## [EXTRACTED RECORDS]
━━━━━━

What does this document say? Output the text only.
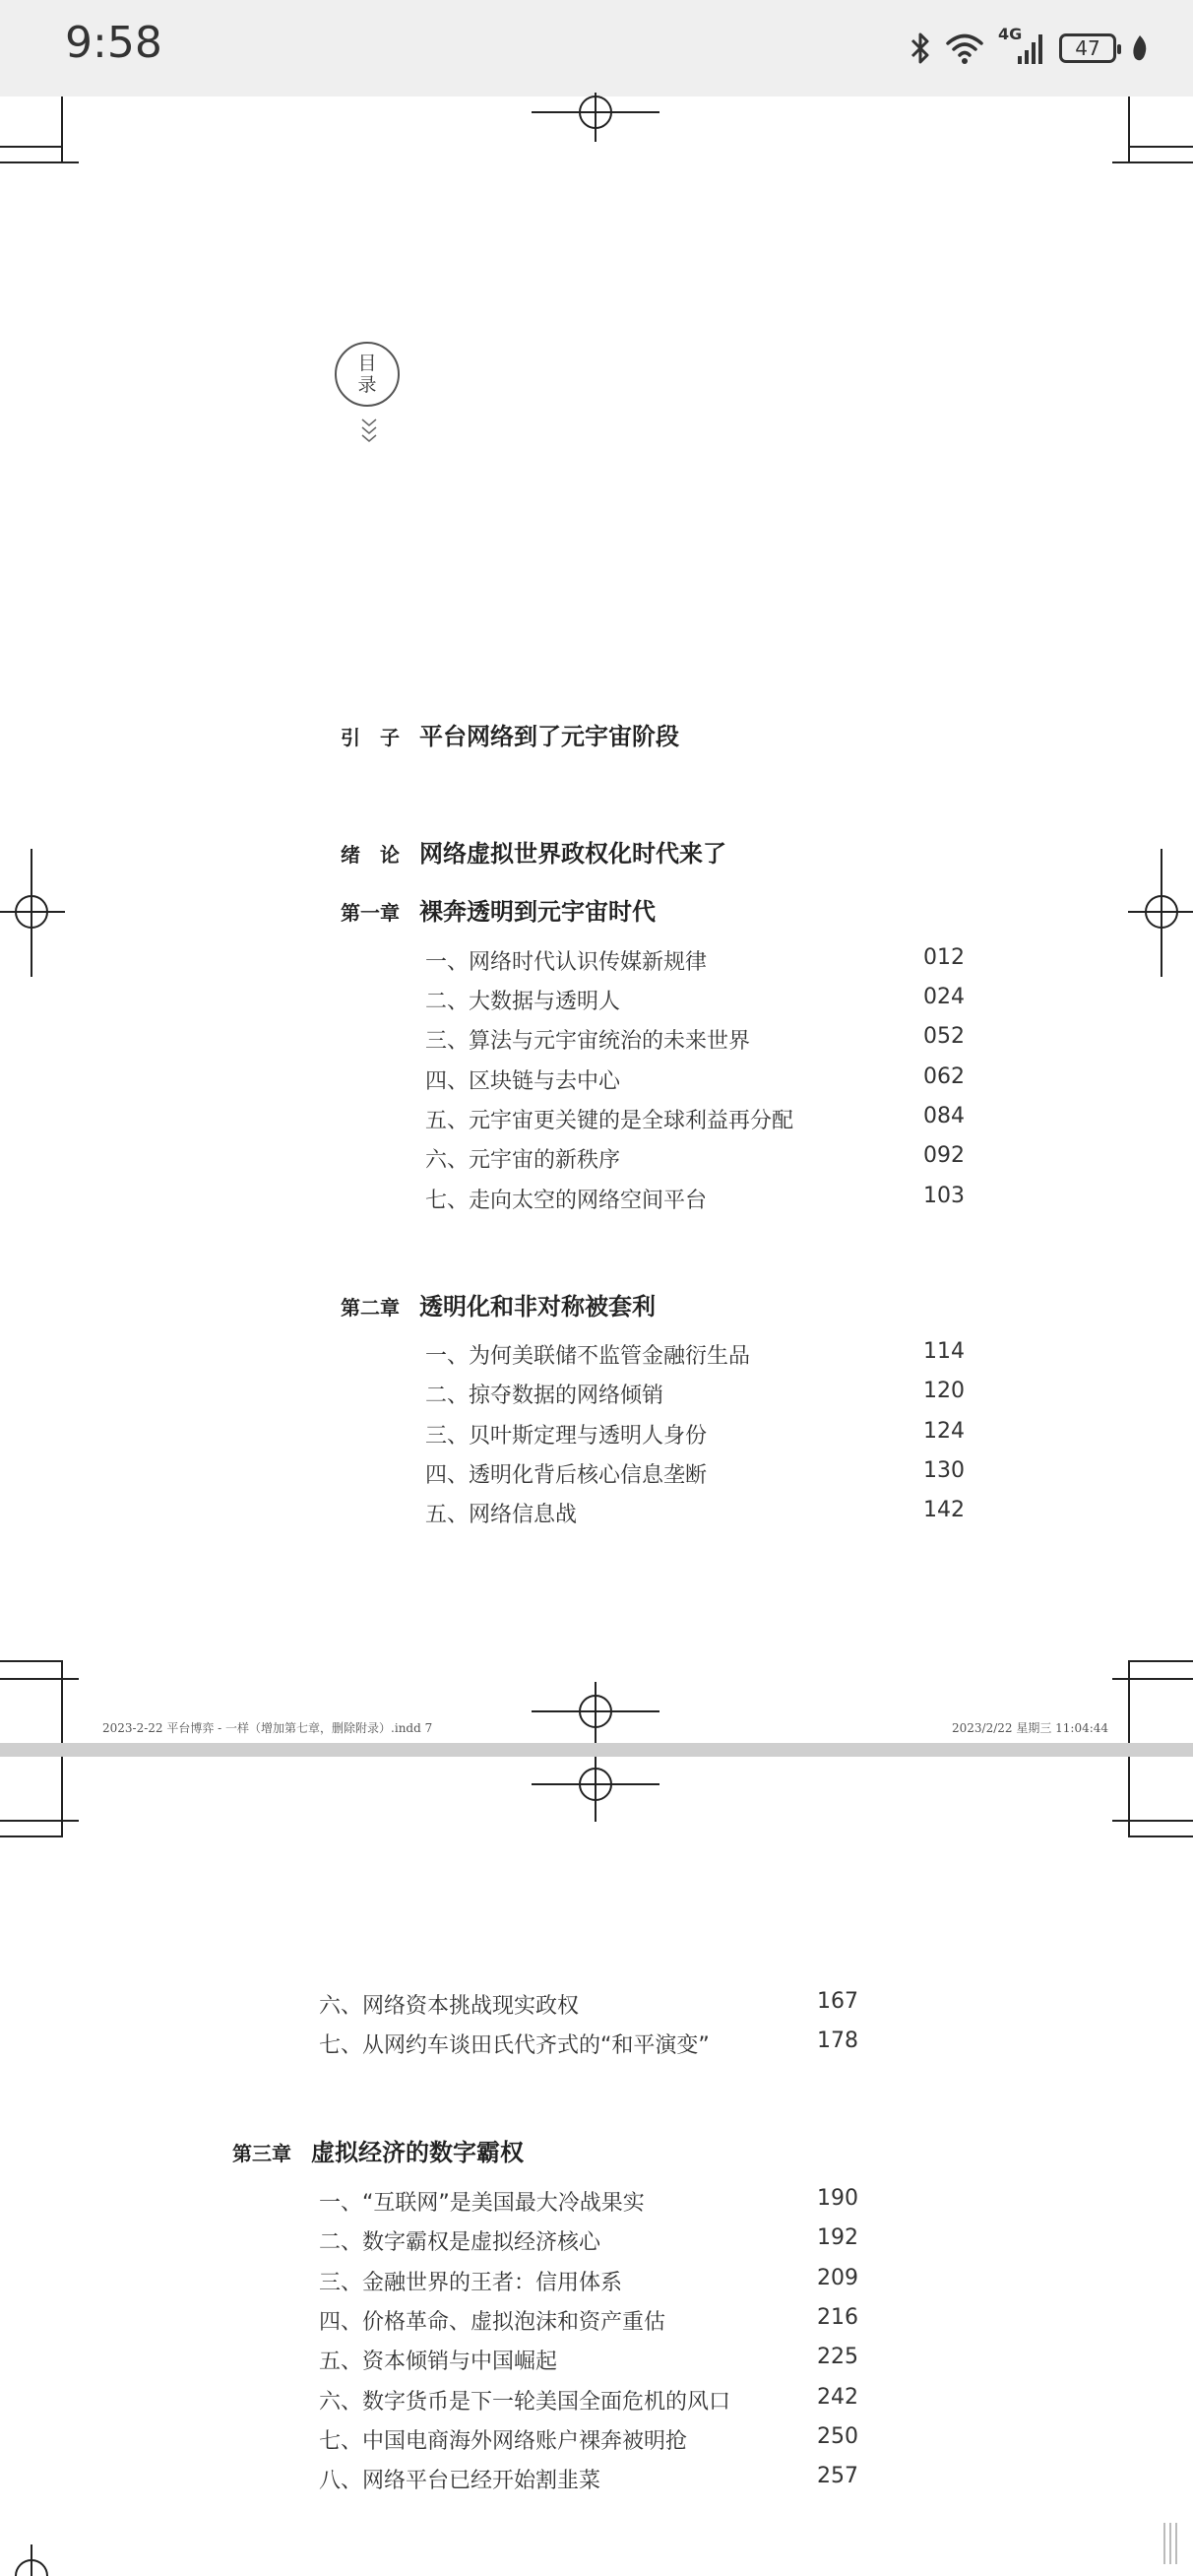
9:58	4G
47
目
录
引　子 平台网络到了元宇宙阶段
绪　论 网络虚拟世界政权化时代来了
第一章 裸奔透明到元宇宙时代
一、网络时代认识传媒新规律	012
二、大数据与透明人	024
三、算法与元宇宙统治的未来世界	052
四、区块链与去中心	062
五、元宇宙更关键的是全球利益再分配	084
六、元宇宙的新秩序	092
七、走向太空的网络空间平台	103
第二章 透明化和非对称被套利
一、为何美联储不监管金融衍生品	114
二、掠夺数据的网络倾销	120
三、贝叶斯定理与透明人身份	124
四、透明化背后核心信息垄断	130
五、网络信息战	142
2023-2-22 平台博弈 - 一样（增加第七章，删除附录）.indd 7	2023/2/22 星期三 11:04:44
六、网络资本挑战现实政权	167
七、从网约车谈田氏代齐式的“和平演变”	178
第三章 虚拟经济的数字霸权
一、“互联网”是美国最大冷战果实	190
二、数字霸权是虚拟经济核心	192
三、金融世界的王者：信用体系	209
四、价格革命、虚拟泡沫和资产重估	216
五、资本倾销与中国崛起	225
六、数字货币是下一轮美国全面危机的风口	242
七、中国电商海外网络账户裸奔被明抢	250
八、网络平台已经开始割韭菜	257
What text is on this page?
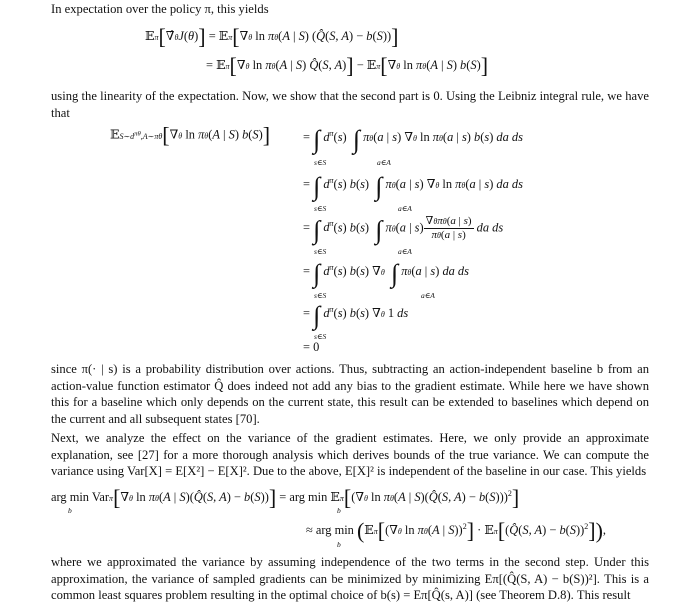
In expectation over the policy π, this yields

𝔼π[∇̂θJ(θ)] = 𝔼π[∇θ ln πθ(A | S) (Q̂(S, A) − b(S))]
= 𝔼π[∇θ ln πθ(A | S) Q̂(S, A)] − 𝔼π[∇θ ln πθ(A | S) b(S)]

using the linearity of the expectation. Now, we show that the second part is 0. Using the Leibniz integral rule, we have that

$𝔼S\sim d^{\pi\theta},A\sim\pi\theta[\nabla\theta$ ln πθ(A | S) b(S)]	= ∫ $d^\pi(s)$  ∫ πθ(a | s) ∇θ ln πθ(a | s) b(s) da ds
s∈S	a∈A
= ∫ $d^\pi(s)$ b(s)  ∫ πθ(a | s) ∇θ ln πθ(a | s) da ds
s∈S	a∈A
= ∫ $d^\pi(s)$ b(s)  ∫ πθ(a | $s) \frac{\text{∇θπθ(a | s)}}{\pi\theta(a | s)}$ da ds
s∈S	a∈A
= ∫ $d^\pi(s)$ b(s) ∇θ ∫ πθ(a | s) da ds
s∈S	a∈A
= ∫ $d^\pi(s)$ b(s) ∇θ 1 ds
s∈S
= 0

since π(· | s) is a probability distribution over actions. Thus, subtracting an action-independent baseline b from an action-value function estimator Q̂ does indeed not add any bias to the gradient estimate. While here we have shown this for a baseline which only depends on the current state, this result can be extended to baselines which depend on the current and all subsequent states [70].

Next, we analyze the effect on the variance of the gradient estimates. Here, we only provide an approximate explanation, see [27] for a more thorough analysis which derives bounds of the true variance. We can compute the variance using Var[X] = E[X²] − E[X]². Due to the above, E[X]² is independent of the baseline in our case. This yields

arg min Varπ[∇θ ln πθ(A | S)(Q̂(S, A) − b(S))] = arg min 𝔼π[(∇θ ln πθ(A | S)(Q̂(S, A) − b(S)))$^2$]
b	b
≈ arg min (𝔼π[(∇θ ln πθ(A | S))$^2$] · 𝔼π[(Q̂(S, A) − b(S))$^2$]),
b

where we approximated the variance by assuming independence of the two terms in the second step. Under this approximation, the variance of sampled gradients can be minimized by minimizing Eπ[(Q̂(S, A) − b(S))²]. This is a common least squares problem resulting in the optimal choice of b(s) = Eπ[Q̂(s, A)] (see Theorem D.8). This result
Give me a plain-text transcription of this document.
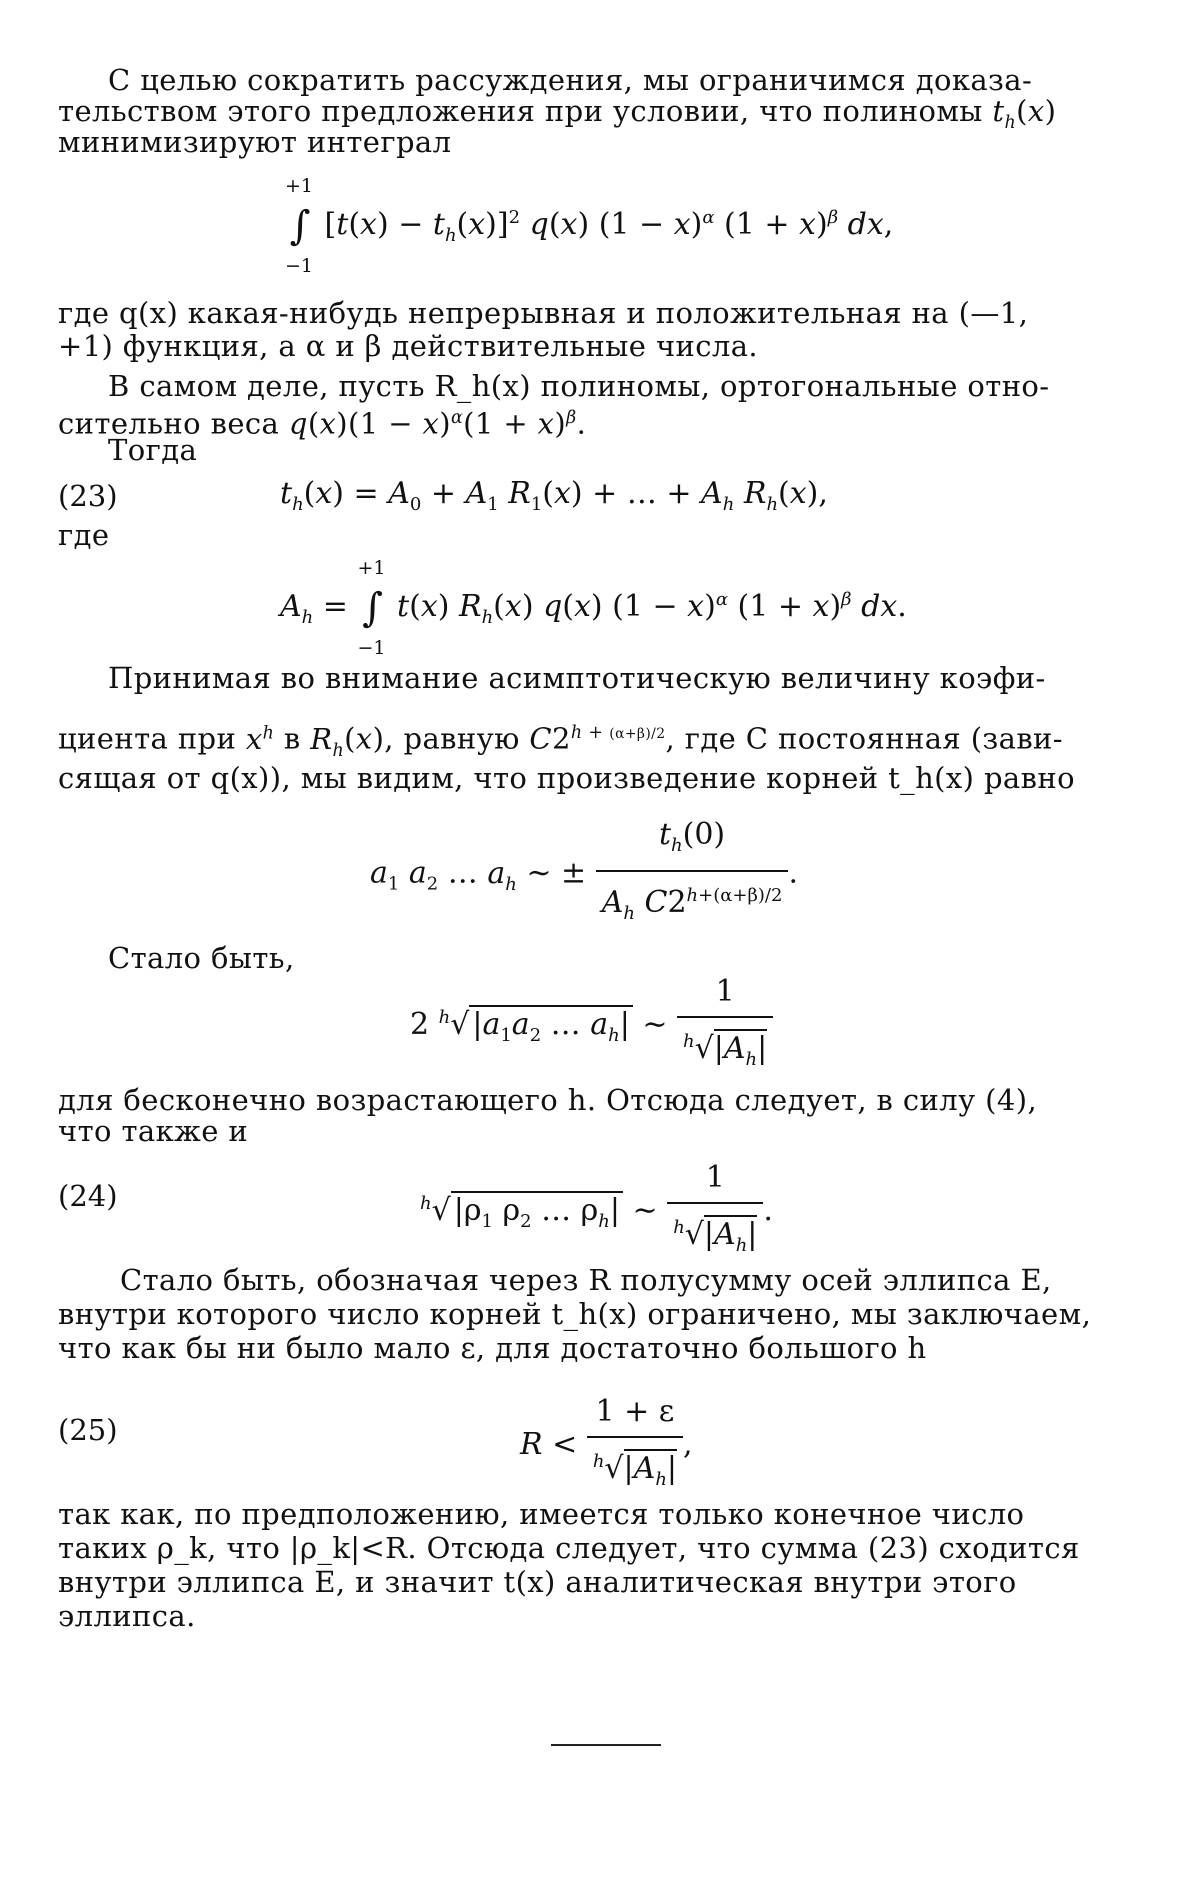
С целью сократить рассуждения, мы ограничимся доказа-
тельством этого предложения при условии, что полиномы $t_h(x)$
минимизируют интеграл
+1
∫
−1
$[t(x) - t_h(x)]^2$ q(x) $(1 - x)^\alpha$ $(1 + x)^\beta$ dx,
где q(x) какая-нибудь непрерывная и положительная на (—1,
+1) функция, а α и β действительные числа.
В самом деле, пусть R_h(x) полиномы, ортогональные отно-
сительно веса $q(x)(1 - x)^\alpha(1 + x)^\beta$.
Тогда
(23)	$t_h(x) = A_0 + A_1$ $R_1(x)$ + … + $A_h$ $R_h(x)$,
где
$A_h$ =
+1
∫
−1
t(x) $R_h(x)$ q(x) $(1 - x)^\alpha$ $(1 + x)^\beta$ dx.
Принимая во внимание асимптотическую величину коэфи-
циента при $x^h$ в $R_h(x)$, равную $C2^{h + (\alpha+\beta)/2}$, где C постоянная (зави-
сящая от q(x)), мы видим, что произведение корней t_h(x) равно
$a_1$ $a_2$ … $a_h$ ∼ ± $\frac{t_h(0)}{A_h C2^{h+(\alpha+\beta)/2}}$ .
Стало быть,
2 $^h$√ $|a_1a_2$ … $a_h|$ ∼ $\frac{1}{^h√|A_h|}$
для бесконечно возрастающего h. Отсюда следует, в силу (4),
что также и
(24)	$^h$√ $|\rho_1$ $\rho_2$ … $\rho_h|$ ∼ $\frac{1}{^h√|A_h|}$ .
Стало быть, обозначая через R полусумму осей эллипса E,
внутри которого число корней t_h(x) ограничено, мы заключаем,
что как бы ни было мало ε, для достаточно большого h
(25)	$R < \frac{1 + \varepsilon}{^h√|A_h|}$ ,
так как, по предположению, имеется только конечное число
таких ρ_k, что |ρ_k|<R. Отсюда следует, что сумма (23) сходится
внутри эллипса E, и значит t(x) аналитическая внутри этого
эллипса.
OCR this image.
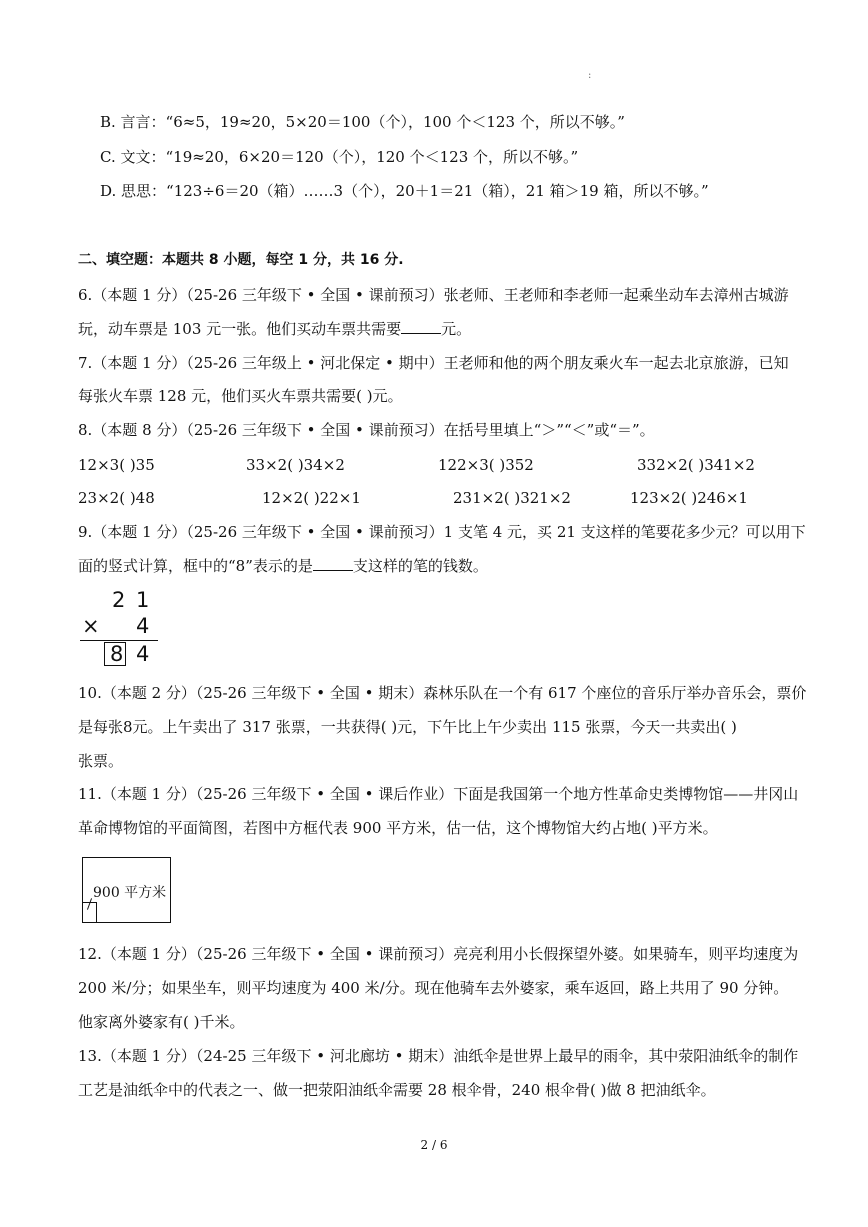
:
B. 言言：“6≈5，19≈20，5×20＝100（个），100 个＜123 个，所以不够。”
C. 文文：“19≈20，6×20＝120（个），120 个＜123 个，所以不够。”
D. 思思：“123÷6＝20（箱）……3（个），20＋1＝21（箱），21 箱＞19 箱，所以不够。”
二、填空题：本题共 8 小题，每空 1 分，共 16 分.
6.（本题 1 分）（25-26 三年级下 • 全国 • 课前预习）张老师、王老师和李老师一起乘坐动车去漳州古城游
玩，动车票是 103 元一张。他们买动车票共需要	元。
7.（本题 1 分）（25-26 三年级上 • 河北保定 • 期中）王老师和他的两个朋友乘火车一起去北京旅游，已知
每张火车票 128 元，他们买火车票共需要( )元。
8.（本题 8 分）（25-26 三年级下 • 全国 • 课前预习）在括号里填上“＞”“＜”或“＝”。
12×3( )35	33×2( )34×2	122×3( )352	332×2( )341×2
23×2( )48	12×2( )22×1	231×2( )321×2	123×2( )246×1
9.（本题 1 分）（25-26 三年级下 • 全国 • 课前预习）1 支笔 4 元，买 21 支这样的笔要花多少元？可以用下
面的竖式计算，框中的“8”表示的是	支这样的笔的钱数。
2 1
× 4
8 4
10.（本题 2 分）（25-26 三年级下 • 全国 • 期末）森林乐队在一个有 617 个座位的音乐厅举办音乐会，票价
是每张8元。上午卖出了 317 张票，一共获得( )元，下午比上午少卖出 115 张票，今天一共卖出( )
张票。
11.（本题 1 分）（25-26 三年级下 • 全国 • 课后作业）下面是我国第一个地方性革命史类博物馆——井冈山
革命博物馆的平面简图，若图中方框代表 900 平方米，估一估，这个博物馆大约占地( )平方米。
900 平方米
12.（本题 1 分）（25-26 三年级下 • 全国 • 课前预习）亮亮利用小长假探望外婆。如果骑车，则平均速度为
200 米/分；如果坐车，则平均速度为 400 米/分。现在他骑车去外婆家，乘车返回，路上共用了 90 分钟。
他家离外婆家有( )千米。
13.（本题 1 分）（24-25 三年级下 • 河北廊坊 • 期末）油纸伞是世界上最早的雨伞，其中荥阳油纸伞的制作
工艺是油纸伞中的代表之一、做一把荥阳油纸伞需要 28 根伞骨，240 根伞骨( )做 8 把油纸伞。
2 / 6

━━━━━━

## [EXERCISE]
Tally the lines of the material above that contain the word "text" and report the total alone.

## [WORKED ANSWER]
4